What to work on:
You are to retype all of the data exactly as it appears.

Provided information:

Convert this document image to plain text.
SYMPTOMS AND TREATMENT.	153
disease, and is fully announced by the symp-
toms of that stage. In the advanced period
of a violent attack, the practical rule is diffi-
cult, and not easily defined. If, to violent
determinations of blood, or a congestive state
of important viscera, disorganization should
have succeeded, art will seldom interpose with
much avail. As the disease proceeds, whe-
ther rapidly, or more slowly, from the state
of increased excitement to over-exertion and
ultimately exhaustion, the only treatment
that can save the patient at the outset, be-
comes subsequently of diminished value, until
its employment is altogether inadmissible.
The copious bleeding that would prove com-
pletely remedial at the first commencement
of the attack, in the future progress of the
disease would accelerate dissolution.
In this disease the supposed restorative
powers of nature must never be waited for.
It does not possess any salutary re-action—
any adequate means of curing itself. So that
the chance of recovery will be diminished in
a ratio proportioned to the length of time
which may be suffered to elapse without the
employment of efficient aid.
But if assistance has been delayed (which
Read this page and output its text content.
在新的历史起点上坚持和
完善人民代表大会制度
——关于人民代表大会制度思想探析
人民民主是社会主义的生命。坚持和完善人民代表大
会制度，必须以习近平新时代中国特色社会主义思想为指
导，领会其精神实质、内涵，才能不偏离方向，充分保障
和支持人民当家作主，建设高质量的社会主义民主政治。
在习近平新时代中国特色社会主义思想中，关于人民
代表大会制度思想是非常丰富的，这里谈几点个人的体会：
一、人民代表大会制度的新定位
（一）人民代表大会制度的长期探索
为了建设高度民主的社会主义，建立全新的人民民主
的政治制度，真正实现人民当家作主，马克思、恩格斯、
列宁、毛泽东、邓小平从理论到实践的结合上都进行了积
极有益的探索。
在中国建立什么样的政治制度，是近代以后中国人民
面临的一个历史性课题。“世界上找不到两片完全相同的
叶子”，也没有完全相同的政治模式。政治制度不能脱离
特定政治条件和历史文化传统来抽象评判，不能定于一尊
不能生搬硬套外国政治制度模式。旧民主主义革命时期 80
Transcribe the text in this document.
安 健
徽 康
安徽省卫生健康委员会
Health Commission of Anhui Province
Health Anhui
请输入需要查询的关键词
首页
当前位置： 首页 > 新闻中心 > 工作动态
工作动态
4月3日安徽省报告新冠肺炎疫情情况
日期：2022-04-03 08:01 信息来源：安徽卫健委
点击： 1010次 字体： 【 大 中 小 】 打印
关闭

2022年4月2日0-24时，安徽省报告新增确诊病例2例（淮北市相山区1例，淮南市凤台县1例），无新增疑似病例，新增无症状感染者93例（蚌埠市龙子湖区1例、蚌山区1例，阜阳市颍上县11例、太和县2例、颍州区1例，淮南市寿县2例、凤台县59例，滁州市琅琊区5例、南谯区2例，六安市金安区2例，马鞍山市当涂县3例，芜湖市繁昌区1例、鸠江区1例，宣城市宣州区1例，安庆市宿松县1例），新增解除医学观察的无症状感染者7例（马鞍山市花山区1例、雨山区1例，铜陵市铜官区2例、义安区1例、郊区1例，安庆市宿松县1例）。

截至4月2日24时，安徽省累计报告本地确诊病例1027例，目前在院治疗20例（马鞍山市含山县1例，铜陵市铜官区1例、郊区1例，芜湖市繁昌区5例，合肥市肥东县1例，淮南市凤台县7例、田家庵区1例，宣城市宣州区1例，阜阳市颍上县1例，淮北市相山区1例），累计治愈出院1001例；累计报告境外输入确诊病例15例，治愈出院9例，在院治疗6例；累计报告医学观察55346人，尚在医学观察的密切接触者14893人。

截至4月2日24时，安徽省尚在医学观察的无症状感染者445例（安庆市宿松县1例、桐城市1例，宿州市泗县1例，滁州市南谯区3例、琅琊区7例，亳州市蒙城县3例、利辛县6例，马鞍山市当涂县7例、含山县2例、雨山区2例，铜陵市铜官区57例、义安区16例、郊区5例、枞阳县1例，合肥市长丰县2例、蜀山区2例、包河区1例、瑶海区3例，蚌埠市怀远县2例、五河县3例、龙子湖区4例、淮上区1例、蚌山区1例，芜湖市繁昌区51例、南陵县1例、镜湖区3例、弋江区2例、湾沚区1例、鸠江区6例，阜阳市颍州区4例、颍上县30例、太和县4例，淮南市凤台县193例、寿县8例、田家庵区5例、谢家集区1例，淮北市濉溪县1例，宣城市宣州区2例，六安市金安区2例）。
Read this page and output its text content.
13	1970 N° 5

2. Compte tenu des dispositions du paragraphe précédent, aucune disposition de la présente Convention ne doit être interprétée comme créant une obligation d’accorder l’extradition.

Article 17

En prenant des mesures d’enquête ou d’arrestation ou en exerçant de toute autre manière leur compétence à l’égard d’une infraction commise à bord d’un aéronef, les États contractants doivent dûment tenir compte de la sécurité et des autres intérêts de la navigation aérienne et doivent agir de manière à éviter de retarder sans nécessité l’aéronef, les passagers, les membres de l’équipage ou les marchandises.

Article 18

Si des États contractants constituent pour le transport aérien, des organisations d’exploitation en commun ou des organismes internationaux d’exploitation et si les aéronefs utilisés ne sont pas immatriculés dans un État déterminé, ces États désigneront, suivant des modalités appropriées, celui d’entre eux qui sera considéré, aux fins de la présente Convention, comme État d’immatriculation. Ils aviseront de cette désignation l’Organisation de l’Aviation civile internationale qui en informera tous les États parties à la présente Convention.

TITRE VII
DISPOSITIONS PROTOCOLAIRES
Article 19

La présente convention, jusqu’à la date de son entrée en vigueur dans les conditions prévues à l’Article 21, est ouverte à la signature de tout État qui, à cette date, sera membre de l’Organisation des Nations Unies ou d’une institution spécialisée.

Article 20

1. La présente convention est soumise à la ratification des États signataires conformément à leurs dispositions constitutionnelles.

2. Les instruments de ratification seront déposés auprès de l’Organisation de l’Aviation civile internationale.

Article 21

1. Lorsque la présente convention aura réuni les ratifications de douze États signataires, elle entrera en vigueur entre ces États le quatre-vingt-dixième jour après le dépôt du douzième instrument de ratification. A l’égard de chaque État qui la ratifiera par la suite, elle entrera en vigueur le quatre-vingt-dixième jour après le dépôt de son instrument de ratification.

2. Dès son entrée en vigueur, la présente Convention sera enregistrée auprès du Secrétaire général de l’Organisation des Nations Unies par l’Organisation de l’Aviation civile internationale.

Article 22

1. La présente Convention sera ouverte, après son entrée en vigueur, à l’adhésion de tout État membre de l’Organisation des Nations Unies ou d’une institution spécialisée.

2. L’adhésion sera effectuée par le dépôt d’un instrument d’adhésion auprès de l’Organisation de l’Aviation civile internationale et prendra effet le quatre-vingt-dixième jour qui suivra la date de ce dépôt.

Written solution:
Convert this document image to plain text.
SYMPTOMS AND TREATMENT.	153
disease, and is fully announced by the symp-
toms of that stage. In the advanced period
of a violent attack, the practical rule is diffi-
cult, and not easily defined. If, to violent
determinations of blood, or a congestive state
of important viscera, disorganization should
have succeeded, art will seldom interpose with
much avail. As the disease proceeds, whe-
ther rapidly, or more slowly, from the state
of increased excitement to over-exertion and
ultimately exhaustion, the only treatment
that can save the patient at the outset, be-
comes subsequently of diminished value, until
its employment is altogether inadmissible.
The copious bleeding that would prove com-
pletely remedial at the first commencement
of the attack, in the future progress of the
disease would accelerate dissolution.
In this disease the supposed restorative
powers of nature must never be waited for.
It does not possess any salutary re-action—
any adequate means of curing itself. So that
the chance of recovery will be diminished in
a ratio proportioned to the length of time
which may be suffered to elapse without the
employment of efficient aid.
But if assistance has been delayed (which
Read this page and output its text content.
在新的历史起点上坚持和
完善人民代表大会制度
——关于人民代表大会制度思想探析
人民民主是社会主义的生命。坚持和完善人民代表大
会制度，必须以习近平新时代中国特色社会主义思想为指
导，领会其精神实质、内涵，才能不偏离方向，充分保障
和支持人民当家作主，建设高质量的社会主义民主政治。
在习近平新时代中国特色社会主义思想中，关于人民
代表大会制度思想是非常丰富的，这里谈几点个人的体会：
一、人民代表大会制度的新定位
（一）人民代表大会制度的长期探索
为了建设高度民主的社会主义，建立全新的人民民主
的政治制度，真正实现人民当家作主，马克思、恩格斯、
列宁、毛泽东、邓小平从理论到实践的结合上都进行了积
极有益的探索。
在中国建立什么样的政治制度，是近代以后中国人民
面临的一个历史性课题。“世界上找不到两片完全相同的
叶子”，也没有完全相同的政治模式。政治制度不能脱离
特定政治条件和历史文化传统来抽象评判，不能定于一尊
不能生搬硬套外国政治制度模式。旧民主主义革命时期 80
Transcribe the text in this document.
安 健
徽 康
安徽省卫生健康委员会
Health Commission of Anhui Province
Health Anhui
请输入需要查询的关键词
首页
当前位置： 首页 > 新闻中心 > 工作动态
工作动态
4月3日安徽省报告新冠肺炎疫情情况
日期：2022-04-03 08:01 信息来源：安徽卫健委
点击： 1010次 字体： 【 大 中 小 】 打印
关闭

2022年4月2日0-24时，安徽省报告新增确诊病例2例（淮北市相山区1例，淮南市凤台县1例），无新增疑似病例，新增无症状感染者93例（蚌埠市龙子湖区1例、蚌山区1例，阜阳市颍上县11例、太和县2例、颍州区1例，淮南市寿县2例、凤台县59例，滁州市琅琊区5例、南谯区2例，六安市金安区2例，马鞍山市当涂县3例，芜湖市繁昌区1例、鸠江区1例，宣城市宣州区1例，安庆市宿松县1例），新增解除医学观察的无症状感染者7例（马鞍山市花山区1例、雨山区1例，铜陵市铜官区2例、义安区1例、郊区1例，安庆市宿松县1例）。

截至4月2日24时，安徽省累计报告本地确诊病例1027例，目前在院治疗20例（马鞍山市含山县1例，铜陵市铜官区1例、郊区1例，芜湖市繁昌区5例，合肥市肥东县1例，淮南市凤台县7例、田家庵区1例，宣城市宣州区1例，阜阳市颍上县1例，淮北市相山区1例），累计治愈出院1001例；累计报告境外输入确诊病例15例，治愈出院9例，在院治疗6例；累计报告医学观察55346人，尚在医学观察的密切接触者14893人。

截至4月2日24时，安徽省尚在医学观察的无症状感染者445例（安庆市宿松县1例、桐城市1例，宿州市泗县1例，滁州市南谯区3例、琅琊区7例，亳州市蒙城县3例、利辛县6例，马鞍山市当涂县7例、含山县2例、雨山区2例，铜陵市铜官区57例、义安区16例、郊区5例、枞阳县1例，合肥市长丰县2例、蜀山区2例、包河区1例、瑶海区3例，蚌埠市怀远县2例、五河县3例、龙子湖区4例、淮上区1例、蚌山区1例，芜湖市繁昌区51例、南陵县1例、镜湖区3例、弋江区2例、湾沚区1例、鸠江区6例，阜阳市颍州区4例、颍上县30例、太和县4例，淮南市凤台县193例、寿县8例、田家庵区5例、谢家集区1例，淮北市濉溪县1例，宣城市宣州区2例，六安市金安区2例）。
Read this page and output its text content.
13	1970 N° 5

2. Compte tenu des dispositions du paragraphe précédent, aucune disposition de la présente Convention ne doit être interprétée comme créant une obligation d’accorder l’extradition.

Article 17

En prenant des mesures d’enquête ou d’arrestation ou en exerçant de toute autre manière leur compétence à l’égard d’une infraction commise à bord d’un aéronef, les États contractants doivent dûment tenir compte de la sécurité et des autres intérêts de la navigation aérienne et doivent agir de manière à éviter de retarder sans nécessité l’aéronef, les passagers, les membres de l’équipage ou les marchandises.

Article 18

Si des États contractants constituent pour le transport aérien, des organisations d’exploitation en commun ou des organismes internationaux d’exploitation et si les aéronefs utilisés ne sont pas immatriculés dans un État déterminé, ces États désigneront, suivant des modalités appropriées, celui d’entre eux qui sera considéré, aux fins de la présente Convention, comme État d’immatriculation. Ils aviseront de cette désignation l’Organisation de l’Aviation civile internationale qui en informera tous les États parties à la présente Convention.

TITRE VII
DISPOSITIONS PROTOCOLAIRES
Article 19

La présente convention, jusqu’à la date de son entrée en vigueur dans les conditions prévues à l’Article 21, est ouverte à la signature de tout État qui, à cette date, sera membre de l’Organisation des Nations Unies ou d’une institution spécialisée.

Article 20

1. La présente convention est soumise à la ratification des États signataires conformément à leurs dispositions constitutionnelles.

2. Les instruments de ratification seront déposés auprès de l’Organisation de l’Aviation civile internationale.

Article 21

1. Lorsque la présente convention aura réuni les ratifications de douze États signataires, elle entrera en vigueur entre ces États le quatre-vingt-dixième jour après le dépôt du douzième instrument de ratification. A l’égard de chaque État qui la ratifiera par la suite, elle entrera en vigueur le quatre-vingt-dixième jour après le dépôt de son instrument de ratification.

2. Dès son entrée en vigueur, la présente Convention sera enregistrée auprès du Secrétaire général de l’Organisation des Nations Unies par l’Organisation de l’Aviation civile internationale.

Article 22

1. La présente Convention sera ouverte, après son entrée en vigueur, à l’adhésion de tout État membre de l’Organisation des Nations Unies ou d’une institution spécialisée.

2. L’adhésion sera effectuée par le dépôt d’un instrument d’adhésion auprès de l’Organisation de l’Aviation civile internationale et prendra effet le quatre-vingt-dixième jour qui suivra la date de ce dépôt.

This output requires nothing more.